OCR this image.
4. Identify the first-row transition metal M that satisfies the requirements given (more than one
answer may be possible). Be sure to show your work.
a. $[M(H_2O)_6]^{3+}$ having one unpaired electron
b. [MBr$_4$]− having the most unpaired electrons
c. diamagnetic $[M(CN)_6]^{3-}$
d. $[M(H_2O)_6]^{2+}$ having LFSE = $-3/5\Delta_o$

━━━━━━━━━━━━━━━━

**GOAL OF THE EXERCISE**
Search the entries for the word "unpaired" and copy every line that has it.

**EXERCISE RESPONSE**
a. $[M(H_2O)_6]^{3+}$ having one unpaired electron
b. [MBr$_4$]− having the most unpaired electrons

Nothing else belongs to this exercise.